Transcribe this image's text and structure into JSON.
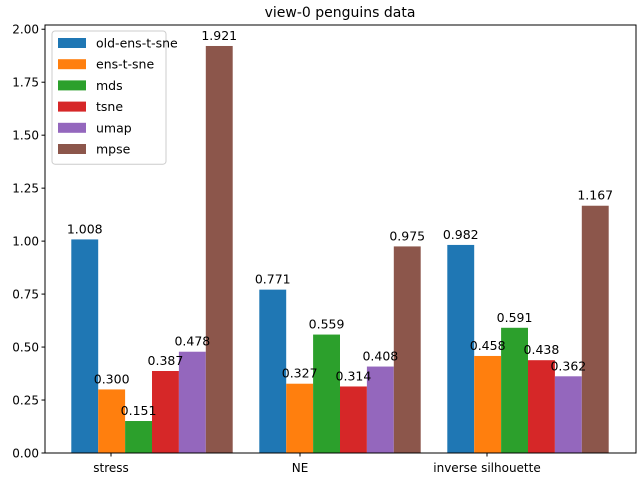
{
  "chart_data": {
    "type": "bar",
    "title": "view-0 penguins data",
    "categories": [
      "stress",
      "NE",
      "inverse silhouette"
    ],
    "series": [
      {
        "name": "old-ens-t-sne",
        "color": "#1f77b4",
        "values": [
          1.008,
          0.771,
          0.982
        ],
        "labels": [
          "1.008",
          "0.771",
          "0.982"
        ]
      },
      {
        "name": "ens-t-sne",
        "color": "#ff7f0e",
        "values": [
          0.3,
          0.327,
          0.458
        ],
        "labels": [
          "0.300",
          "0.327",
          "0.458"
        ]
      },
      {
        "name": "mds",
        "color": "#2ca02c",
        "values": [
          0.151,
          0.559,
          0.591
        ],
        "labels": [
          "0.151",
          "0.559",
          "0.591"
        ]
      },
      {
        "name": "tsne",
        "color": "#d62728",
        "values": [
          0.387,
          0.314,
          0.438
        ],
        "labels": [
          "0.387",
          "0.314",
          "0.438"
        ]
      },
      {
        "name": "umap",
        "color": "#9467bd",
        "values": [
          0.478,
          0.408,
          0.362
        ],
        "labels": [
          "0.478",
          "0.408",
          "0.362"
        ]
      },
      {
        "name": "mpse",
        "color": "#8c564b",
        "values": [
          1.921,
          0.975,
          1.167
        ],
        "labels": [
          "1.921",
          "0.975",
          "1.167"
        ]
      }
    ],
    "ylim": [
      0,
      2.02
    ],
    "yticks": [
      0.0,
      0.25,
      0.5,
      0.75,
      1.0,
      1.25,
      1.5,
      1.75,
      2.0
    ],
    "ytick_labels": [
      "0.00",
      "0.25",
      "0.50",
      "0.75",
      "1.00",
      "1.25",
      "1.50",
      "1.75",
      "2.00"
    ],
    "legend_position": "top-left",
    "grid": false
  }
}
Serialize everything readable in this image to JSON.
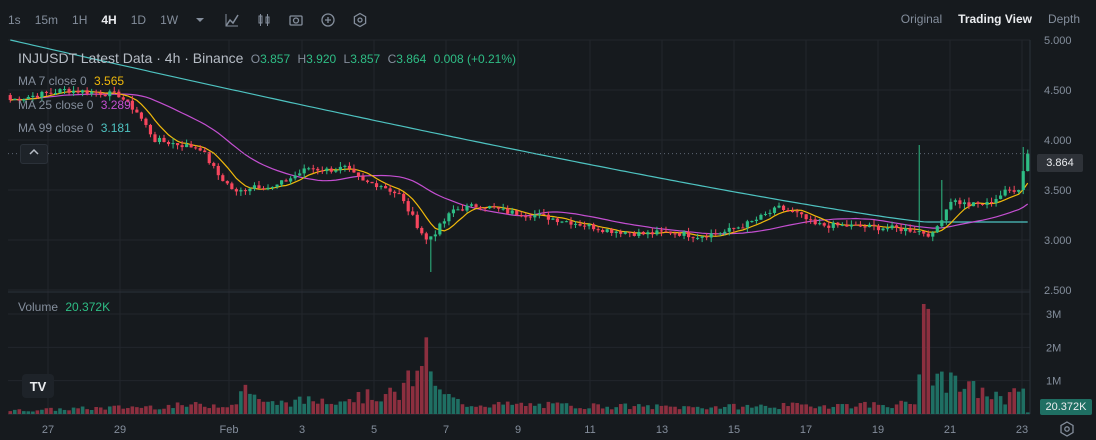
{
  "toolbar": {
    "timeframes": [
      "1s",
      "15m",
      "1H",
      "4H",
      "1D",
      "1W"
    ],
    "active_timeframe": "4H",
    "icons": [
      "chevron-down-icon",
      "indicators-icon",
      "candle-type-icon",
      "camera-icon",
      "add-icon",
      "settings-icon"
    ]
  },
  "views": [
    "Original",
    "Trading View",
    "Depth"
  ],
  "active_view": "Trading View",
  "legend": {
    "title": "INJUSDT Latest Data · 4h · Binance",
    "o_label": "O",
    "o_value": "3.857",
    "h_label": "H",
    "h_value": "3.920",
    "l_label": "L",
    "l_value": "3.857",
    "c_label": "C",
    "c_value": "3.864",
    "change": "0.008 (+0.21%)",
    "ma7_label": "MA 7 close 0",
    "ma7_value": "3.565",
    "ma25_label": "MA 25 close 0",
    "ma25_value": "3.289",
    "ma99_label": "MA 99 close 0",
    "ma99_value": "3.181"
  },
  "volume_legend": {
    "label": "Volume",
    "value": "20.372K"
  },
  "current_price": "3.864",
  "current_volume": "20.372K",
  "logo_text": "TV",
  "colors": {
    "up": "#2ebd85",
    "down": "#f6465d",
    "vol_up": "#1f6f63",
    "vol_down": "#8c2f3f",
    "ma7": "#f0b90b",
    "ma25": "#c44fd1",
    "ma99": "#4ec3c1"
  },
  "chart_data": {
    "type": "candlestick",
    "price_ylim": [
      2.5,
      5.0
    ],
    "price_ticks": [
      "5.000",
      "4.500",
      "4.000",
      "3.500",
      "3.000",
      "2.500"
    ],
    "volume_ylim": [
      0,
      3.3
    ],
    "volume_ticks": [
      "3M",
      "2M",
      "1M"
    ],
    "x_ticks": [
      "27",
      "29",
      "Feb",
      "3",
      "5",
      "7",
      "9",
      "11",
      "13",
      "15",
      "17",
      "19",
      "21",
      "23"
    ],
    "anchors": [
      [
        0,
        4.4
      ],
      [
        6,
        4.45
      ],
      [
        12,
        4.5
      ],
      [
        18,
        4.48
      ],
      [
        24,
        4.45
      ],
      [
        28,
        4.28
      ],
      [
        32,
        4.0
      ],
      [
        38,
        3.95
      ],
      [
        42,
        3.92
      ],
      [
        46,
        3.65
      ],
      [
        50,
        3.47
      ],
      [
        54,
        3.55
      ],
      [
        58,
        3.52
      ],
      [
        62,
        3.62
      ],
      [
        66,
        3.72
      ],
      [
        70,
        3.7
      ],
      [
        74,
        3.72
      ],
      [
        78,
        3.58
      ],
      [
        82,
        3.55
      ],
      [
        86,
        3.45
      ],
      [
        90,
        3.15
      ],
      [
        92,
        3.0
      ],
      [
        94,
        3.08
      ],
      [
        98,
        3.3
      ],
      [
        104,
        3.35
      ],
      [
        110,
        3.28
      ],
      [
        116,
        3.25
      ],
      [
        124,
        3.18
      ],
      [
        132,
        3.1
      ],
      [
        140,
        3.06
      ],
      [
        146,
        3.08
      ],
      [
        152,
        3.04
      ],
      [
        158,
        3.08
      ],
      [
        164,
        3.18
      ],
      [
        170,
        3.32
      ],
      [
        174,
        3.26
      ],
      [
        178,
        3.15
      ],
      [
        186,
        3.14
      ],
      [
        194,
        3.12
      ],
      [
        200,
        3.1
      ],
      [
        204,
        3.05
      ],
      [
        208,
        3.4
      ],
      [
        212,
        3.35
      ],
      [
        216,
        3.36
      ],
      [
        220,
        3.48
      ],
      [
        223,
        3.52
      ],
      [
        225,
        3.86
      ]
    ],
    "spikes": [
      {
        "i": 93,
        "low": 2.68
      },
      {
        "i": 201,
        "high": 3.95
      },
      {
        "i": 206,
        "high": 3.6
      },
      {
        "i": 224,
        "high": 3.93
      }
    ],
    "volume_anchors": [
      [
        0,
        0.1
      ],
      [
        50,
        0.3
      ],
      [
        52,
        0.9
      ],
      [
        56,
        0.3
      ],
      [
        86,
        0.6
      ],
      [
        90,
        1.3
      ],
      [
        92,
        2.3
      ],
      [
        94,
        0.7
      ],
      [
        100,
        0.3
      ],
      [
        150,
        0.2
      ],
      [
        200,
        0.3
      ],
      [
        202,
        3.3
      ],
      [
        204,
        1.3
      ],
      [
        208,
        0.9
      ],
      [
        214,
        0.7
      ],
      [
        220,
        0.4
      ],
      [
        223,
        1.1
      ],
      [
        225,
        0.05
      ]
    ],
    "ma99_start": 5.0,
    "ma99_end": 3.18
  }
}
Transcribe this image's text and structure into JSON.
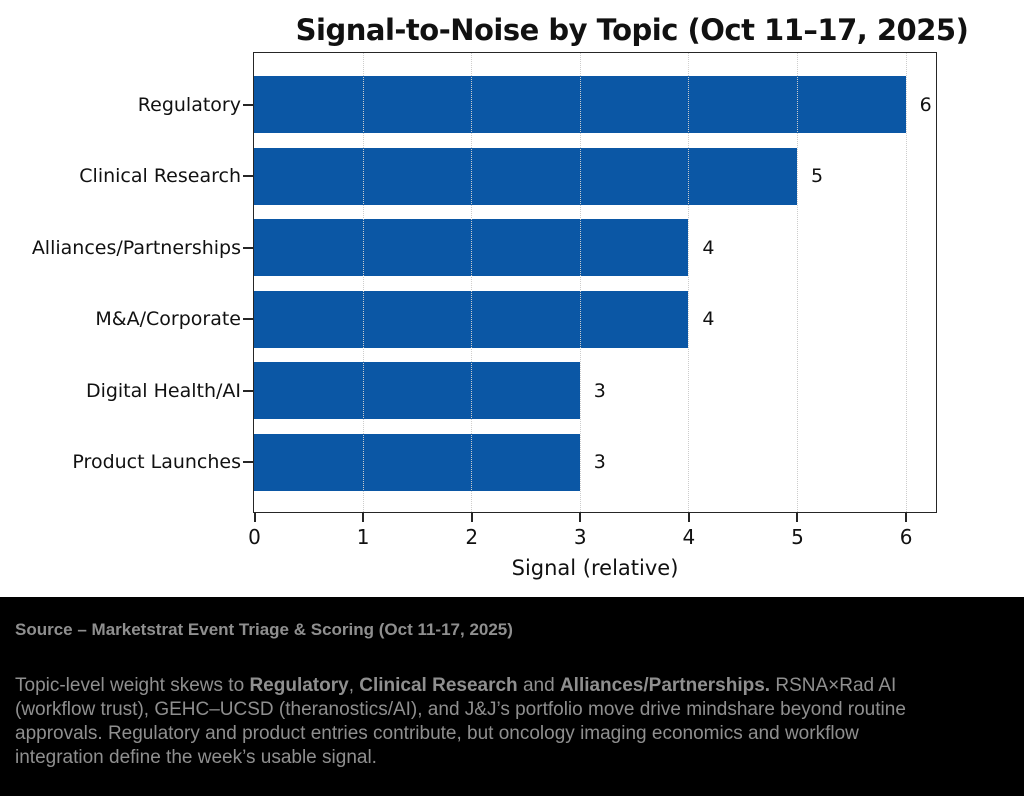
{
  "chart_data": {
    "type": "bar",
    "orientation": "horizontal",
    "title": "Signal-to-Noise by Topic (Oct 11–17, 2025)",
    "categories": [
      "Regulatory",
      "Clinical Research",
      "Alliances/Partnerships",
      "M&A/Corporate",
      "Digital Health/AI",
      "Product Launches"
    ],
    "values": [
      6,
      5,
      4,
      4,
      3,
      3
    ],
    "xlabel": "Signal (relative)",
    "xticks": [
      0,
      1,
      2,
      3,
      4,
      5,
      6
    ],
    "xlim": [
      0,
      6.28
    ],
    "grid": "dotted-vertical",
    "legend": false,
    "bar_color": "#0b57a5",
    "value_label_color": "#111111"
  },
  "footer": {
    "source_line": "Source – Marketstrat Event Triage & Scoring (Oct 11-17, 2025)",
    "paragraph_segments": [
      {
        "text": "Topic-level weight skews to ",
        "bold": false
      },
      {
        "text": "Regulatory",
        "bold": true
      },
      {
        "text": ", ",
        "bold": false
      },
      {
        "text": "Clinical Research",
        "bold": true
      },
      {
        "text": " and ",
        "bold": false
      },
      {
        "text": "Alliances/Partnerships.",
        "bold": true
      },
      {
        "text": " RSNA×Rad AI (workflow trust), GEHC–UCSD (theranostics/AI), and J&J’s portfolio move drive mindshare beyond routine approvals. Regulatory and product entries contribute, but oncology imaging economics and workflow integration define the week’s usable signal.",
        "bold": false
      }
    ],
    "bg_color": "#000000",
    "text_color": "#8f8f8f"
  }
}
+++++
- **Work to complete**: Where a line above contains the word "Alliances", copy that line.

- **Right answer**:
      "Alliances/Partnerships",
        "text": "Alliances/Partnerships.",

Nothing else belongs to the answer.